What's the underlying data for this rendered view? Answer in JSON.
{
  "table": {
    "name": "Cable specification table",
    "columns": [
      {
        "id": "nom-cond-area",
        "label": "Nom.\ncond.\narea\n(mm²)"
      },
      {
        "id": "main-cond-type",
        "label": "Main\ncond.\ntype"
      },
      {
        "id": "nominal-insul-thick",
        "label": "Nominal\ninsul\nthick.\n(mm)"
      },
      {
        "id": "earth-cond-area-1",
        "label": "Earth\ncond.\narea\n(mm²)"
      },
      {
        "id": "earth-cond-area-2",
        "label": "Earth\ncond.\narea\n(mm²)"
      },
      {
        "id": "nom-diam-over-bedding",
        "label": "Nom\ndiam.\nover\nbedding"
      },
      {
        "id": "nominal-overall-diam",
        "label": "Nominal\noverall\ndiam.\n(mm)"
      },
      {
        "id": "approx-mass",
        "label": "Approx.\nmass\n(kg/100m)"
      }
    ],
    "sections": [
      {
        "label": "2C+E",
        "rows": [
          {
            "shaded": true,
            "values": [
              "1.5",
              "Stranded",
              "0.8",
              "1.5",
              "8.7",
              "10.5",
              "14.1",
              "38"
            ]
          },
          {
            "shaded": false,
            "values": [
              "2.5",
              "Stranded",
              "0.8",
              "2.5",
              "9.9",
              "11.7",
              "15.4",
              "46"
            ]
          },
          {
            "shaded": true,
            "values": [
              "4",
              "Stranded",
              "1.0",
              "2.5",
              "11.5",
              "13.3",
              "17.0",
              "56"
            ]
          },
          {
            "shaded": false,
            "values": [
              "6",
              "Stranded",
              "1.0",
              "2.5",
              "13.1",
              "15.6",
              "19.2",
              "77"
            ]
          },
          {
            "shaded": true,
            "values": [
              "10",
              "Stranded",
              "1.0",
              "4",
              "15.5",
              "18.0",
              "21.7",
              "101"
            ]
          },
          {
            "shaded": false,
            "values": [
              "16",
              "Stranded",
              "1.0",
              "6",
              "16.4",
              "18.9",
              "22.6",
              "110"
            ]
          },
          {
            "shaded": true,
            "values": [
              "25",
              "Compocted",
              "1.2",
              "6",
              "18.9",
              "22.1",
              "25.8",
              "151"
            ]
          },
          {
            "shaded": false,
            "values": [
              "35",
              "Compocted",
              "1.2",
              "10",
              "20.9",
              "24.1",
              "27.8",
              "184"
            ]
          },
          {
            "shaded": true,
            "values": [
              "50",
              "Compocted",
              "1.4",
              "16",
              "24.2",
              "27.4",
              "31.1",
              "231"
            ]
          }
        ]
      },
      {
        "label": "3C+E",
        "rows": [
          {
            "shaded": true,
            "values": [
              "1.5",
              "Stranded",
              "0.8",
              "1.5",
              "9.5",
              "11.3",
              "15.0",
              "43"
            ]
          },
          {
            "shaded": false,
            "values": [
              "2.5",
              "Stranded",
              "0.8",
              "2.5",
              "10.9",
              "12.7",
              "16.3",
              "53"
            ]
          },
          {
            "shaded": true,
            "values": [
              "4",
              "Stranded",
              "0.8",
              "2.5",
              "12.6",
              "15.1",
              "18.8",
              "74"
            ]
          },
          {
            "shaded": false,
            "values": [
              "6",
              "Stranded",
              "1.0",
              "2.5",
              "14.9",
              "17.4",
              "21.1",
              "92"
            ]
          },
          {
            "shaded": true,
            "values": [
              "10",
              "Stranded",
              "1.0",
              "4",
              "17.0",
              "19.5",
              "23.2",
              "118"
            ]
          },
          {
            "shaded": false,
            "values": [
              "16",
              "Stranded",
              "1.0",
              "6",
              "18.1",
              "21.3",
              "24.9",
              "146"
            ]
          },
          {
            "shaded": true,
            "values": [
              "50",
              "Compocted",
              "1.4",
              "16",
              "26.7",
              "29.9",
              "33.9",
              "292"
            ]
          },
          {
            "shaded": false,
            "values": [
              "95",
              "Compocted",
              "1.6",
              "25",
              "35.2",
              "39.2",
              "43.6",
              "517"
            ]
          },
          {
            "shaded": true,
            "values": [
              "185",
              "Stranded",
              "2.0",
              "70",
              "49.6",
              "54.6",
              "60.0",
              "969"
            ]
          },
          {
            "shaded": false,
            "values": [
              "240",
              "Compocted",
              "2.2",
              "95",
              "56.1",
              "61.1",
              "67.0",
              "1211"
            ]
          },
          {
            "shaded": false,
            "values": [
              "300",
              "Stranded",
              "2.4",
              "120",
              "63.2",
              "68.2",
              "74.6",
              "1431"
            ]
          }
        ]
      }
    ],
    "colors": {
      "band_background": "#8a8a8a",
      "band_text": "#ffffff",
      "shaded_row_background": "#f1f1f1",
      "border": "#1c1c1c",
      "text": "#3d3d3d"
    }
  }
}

******************************

> _Request_
Copy all the records above exactly, missing none.

> _Worked solution_
What's the underlying data for this rendered view? Answer in JSON.
{
  "table": {
    "name": "Cable specification table",
    "columns": [
      {
        "id": "nom-cond-area",
        "label": "Nom.\ncond.\narea\n(mm²)"
      },
      {
        "id": "main-cond-type",
        "label": "Main\ncond.\ntype"
      },
      {
        "id": "nominal-insul-thick",
        "label": "Nominal\ninsul\nthick.\n(mm)"
      },
      {
        "id": "earth-cond-area-1",
        "label": "Earth\ncond.\narea\n(mm²)"
      },
      {
        "id": "earth-cond-area-2",
        "label": "Earth\ncond.\narea\n(mm²)"
      },
      {
        "id": "nom-diam-over-bedding",
        "label": "Nom\ndiam.\nover\nbedding"
      },
      {
        "id": "nominal-overall-diam",
        "label": "Nominal\noverall\ndiam.\n(mm)"
      },
      {
        "id": "approx-mass",
        "label": "Approx.\nmass\n(kg/100m)"
      }
    ],
    "sections": [
      {
        "label": "2C+E",
        "rows": [
          {
            "shaded": true,
            "values": [
              "1.5",
              "Stranded",
              "0.8",
              "1.5",
              "8.7",
              "10.5",
              "14.1",
              "38"
            ]
          },
          {
            "shaded": false,
            "values": [
              "2.5",
              "Stranded",
              "0.8",
              "2.5",
              "9.9",
              "11.7",
              "15.4",
              "46"
            ]
          },
          {
            "shaded": true,
            "values": [
              "4",
              "Stranded",
              "1.0",
              "2.5",
              "11.5",
              "13.3",
              "17.0",
              "56"
            ]
          },
          {
            "shaded": false,
            "values": [
              "6",
              "Stranded",
              "1.0",
              "2.5",
              "13.1",
              "15.6",
              "19.2",
              "77"
            ]
          },
          {
            "shaded": true,
            "values": [
              "10",
              "Stranded",
              "1.0",
              "4",
              "15.5",
              "18.0",
              "21.7",
              "101"
            ]
          },
          {
            "shaded": false,
            "values": [
              "16",
              "Stranded",
              "1.0",
              "6",
              "16.4",
              "18.9",
              "22.6",
              "110"
            ]
          },
          {
            "shaded": true,
            "values": [
              "25",
              "Compocted",
              "1.2",
              "6",
              "18.9",
              "22.1",
              "25.8",
              "151"
            ]
          },
          {
            "shaded": false,
            "values": [
              "35",
              "Compocted",
              "1.2",
              "10",
              "20.9",
              "24.1",
              "27.8",
              "184"
            ]
          },
          {
            "shaded": true,
            "values": [
              "50",
              "Compocted",
              "1.4",
              "16",
              "24.2",
              "27.4",
              "31.1",
              "231"
            ]
          }
        ]
      },
      {
        "label": "3C+E",
        "rows": [
          {
            "shaded": true,
            "values": [
              "1.5",
              "Stranded",
              "0.8",
              "1.5",
              "9.5",
              "11.3",
              "15.0",
              "43"
            ]
          },
          {
            "shaded": false,
            "values": [
              "2.5",
              "Stranded",
              "0.8",
              "2.5",
              "10.9",
              "12.7",
              "16.3",
              "53"
            ]
          },
          {
            "shaded": true,
            "values": [
              "4",
              "Stranded",
              "0.8",
              "2.5",
              "12.6",
              "15.1",
              "18.8",
              "74"
            ]
          },
          {
            "shaded": false,
            "values": [
              "6",
              "Stranded",
              "1.0",
              "2.5",
              "14.9",
              "17.4",
              "21.1",
              "92"
            ]
          },
          {
            "shaded": true,
            "values": [
              "10",
              "Stranded",
              "1.0",
              "4",
              "17.0",
              "19.5",
              "23.2",
              "118"
            ]
          },
          {
            "shaded": false,
            "values": [
              "16",
              "Stranded",
              "1.0",
              "6",
              "18.1",
              "21.3",
              "24.9",
              "146"
            ]
          },
          {
            "shaded": true,
            "values": [
              "50",
              "Compocted",
              "1.4",
              "16",
              "26.7",
              "29.9",
              "33.9",
              "292"
            ]
          },
          {
            "shaded": false,
            "values": [
              "95",
              "Compocted",
              "1.6",
              "25",
              "35.2",
              "39.2",
              "43.6",
              "517"
            ]
          },
          {
            "shaded": true,
            "values": [
              "185",
              "Stranded",
              "2.0",
              "70",
              "49.6",
              "54.6",
              "60.0",
              "969"
            ]
          },
          {
            "shaded": false,
            "values": [
              "240",
              "Compocted",
              "2.2",
              "95",
              "56.1",
              "61.1",
              "67.0",
              "1211"
            ]
          },
          {
            "shaded": false,
            "values": [
              "300",
              "Stranded",
              "2.4",
              "120",
              "63.2",
              "68.2",
              "74.6",
              "1431"
            ]
          }
        ]
      }
    ],
    "colors": {
      "band_background": "#8a8a8a",
      "band_text": "#ffffff",
      "shaded_row_background": "#f1f1f1",
      "border": "#1c1c1c",
      "text": "#3d3d3d"
    }
  }
}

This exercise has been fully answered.